§ **Set task**
Identify every line in the records below that contains the word "facilitation", and reproduce each one.

# start of Provided records

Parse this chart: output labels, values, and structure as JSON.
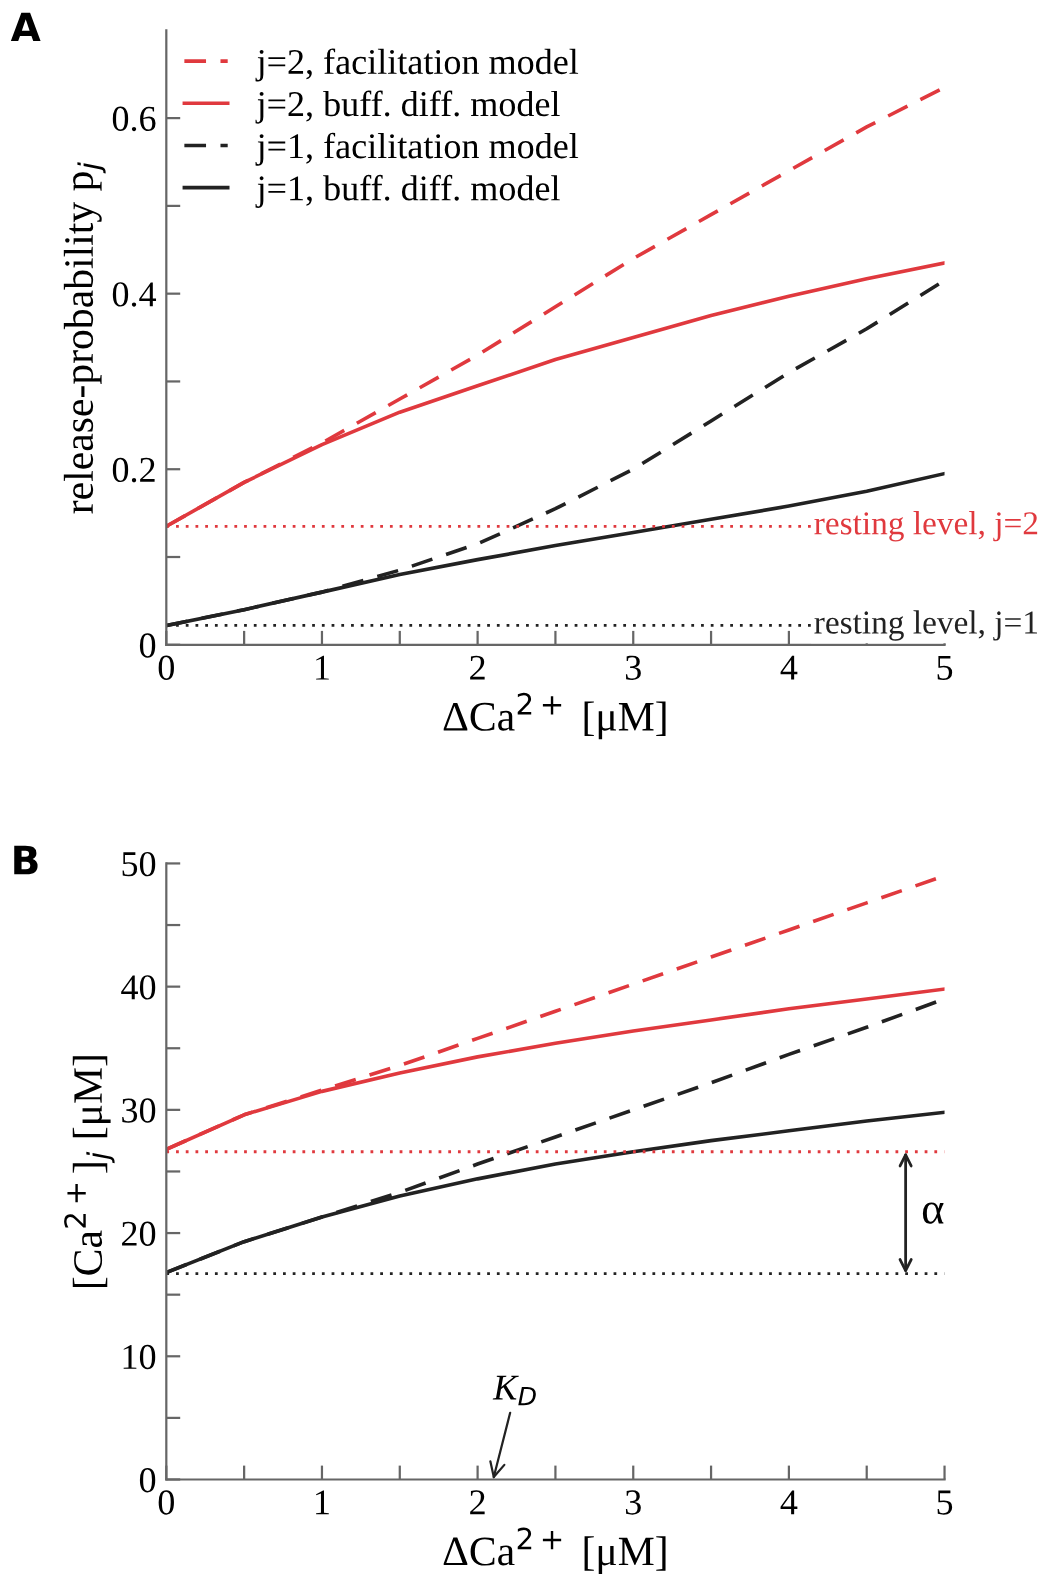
{
  "chart_data": [
    {
      "type": "line",
      "title": "A",
      "xlabel": "ΔCa$^{2+}$ [μM]",
      "ylabel": "release-probability p$_{j}$",
      "x": [
        0,
        0.5,
        1,
        1.5,
        2,
        2.5,
        3,
        3.5,
        4,
        4.5,
        5
      ],
      "xlim": [
        0,
        5
      ],
      "ylim": [
        0,
        0.7
      ],
      "xticks": [
        0,
        {
          "value": 0.5,
          "label": null
        },
        1,
        {
          "value": 1.5,
          "label": null
        },
        2,
        {
          "value": 2.5,
          "label": null
        },
        3,
        {
          "value": 3.5,
          "label": null
        },
        4,
        {
          "value": 4.5,
          "label": null
        },
        5
      ],
      "yticks": [
        0,
        {
          "value": 0.1,
          "label": null
        },
        0.2,
        {
          "value": 0.3,
          "label": null
        },
        0.4,
        {
          "value": 0.5,
          "label": null
        },
        0.6
      ],
      "grid": false,
      "legend": "top left",
      "series": [
        {
          "name": "j=2, facilitation model",
          "color": "#e0393e",
          "line_style": "dashed",
          "values": [
            0.135,
            0.185,
            0.23,
            0.28,
            0.33,
            0.385,
            0.44,
            0.49,
            0.54,
            0.59,
            0.635
          ]
        },
        {
          "name": "j=2, buff. diff. model",
          "color": "#e0393e",
          "line_style": "solid",
          "values": [
            0.135,
            0.185,
            0.228,
            0.265,
            0.295,
            0.325,
            0.35,
            0.375,
            0.397,
            0.417,
            0.435
          ]
        },
        {
          "name": "j=1, facilitation model",
          "color": "#222222",
          "line_style": "dashed",
          "values": [
            0.022,
            0.04,
            0.06,
            0.085,
            0.115,
            0.155,
            0.2,
            0.255,
            0.31,
            0.36,
            0.415
          ]
        },
        {
          "name": "j=1, buff. diff. model",
          "color": "#222222",
          "line_style": "solid",
          "values": [
            0.022,
            0.04,
            0.06,
            0.08,
            0.097,
            0.113,
            0.128,
            0.143,
            0.158,
            0.175,
            0.195
          ]
        }
      ],
      "ref_lines": [
        {
          "axis": "y",
          "value": 0.135,
          "color": "#e0393e",
          "line_style": "dotted"
        },
        {
          "axis": "y",
          "value": 0.022,
          "color": "#222222",
          "line_style": "dotted"
        }
      ],
      "annotations": [
        {
          "text": "resting level, j=2",
          "x": 5,
          "y": 0.135
        },
        {
          "text": "resting level, j=1",
          "x": 5,
          "y": 0.022
        }
      ]
    },
    {
      "type": "line",
      "title": "B",
      "xlabel": "ΔCa$^{2+}$ [μM]",
      "ylabel": "[Ca$^{2+}$]$_{j}$ [μM]",
      "x": [
        0,
        0.5,
        1,
        1.5,
        2,
        2.5,
        3,
        3.5,
        4,
        4.5,
        5
      ],
      "xlim": [
        0,
        5
      ],
      "ylim": [
        0,
        50
      ],
      "xticks": [
        0,
        {
          "value": 0.5,
          "label": null
        },
        1,
        {
          "value": 1.5,
          "label": null
        },
        2,
        {
          "value": 2.5,
          "label": null
        },
        3,
        {
          "value": 3.5,
          "label": null
        },
        4,
        {
          "value": 4.5,
          "label": null
        },
        5
      ],
      "yticks": [
        0,
        {
          "value": 5,
          "label": null
        },
        10,
        {
          "value": 15,
          "label": null
        },
        20,
        {
          "value": 25,
          "label": null
        },
        30,
        {
          "value": 35,
          "label": null
        },
        40,
        {
          "value": 45,
          "label": null
        },
        50
      ],
      "grid": false,
      "series": [
        {
          "color": "#e0393e",
          "line_style": "dashed",
          "values": [
            26.8,
            29.6,
            31.6,
            33.6,
            35.8,
            38.0,
            40.2,
            42.4,
            44.6,
            46.8,
            49
          ]
        },
        {
          "color": "#e0393e",
          "line_style": "solid",
          "values": [
            26.8,
            29.6,
            31.5,
            33,
            34.3,
            35.4,
            36.4,
            37.3,
            38.2,
            39,
            39.8
          ]
        },
        {
          "color": "#222222",
          "line_style": "dashed",
          "values": [
            16.8,
            19.3,
            21.3,
            23.3,
            25.6,
            27.8,
            30,
            32.2,
            34.5,
            36.7,
            39
          ]
        },
        {
          "color": "#222222",
          "line_style": "solid",
          "values": [
            16.8,
            19.3,
            21.3,
            23,
            24.4,
            25.6,
            26.6,
            27.5,
            28.3,
            29.1,
            29.8
          ]
        }
      ],
      "ref_lines": [
        {
          "axis": "y",
          "value": 26.6,
          "color": "#e0393e",
          "line_style": "dotted"
        },
        {
          "axis": "y",
          "value": 16.7,
          "color": "#222222",
          "line_style": "dotted"
        }
      ],
      "annotations": [
        "K$_{D}$",
        "α"
      ]
    }
  ]
}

# end of Provided records

§ **Answer in full**
          "name": "j=2, facilitation model",
          "name": "j=1, facilitation model",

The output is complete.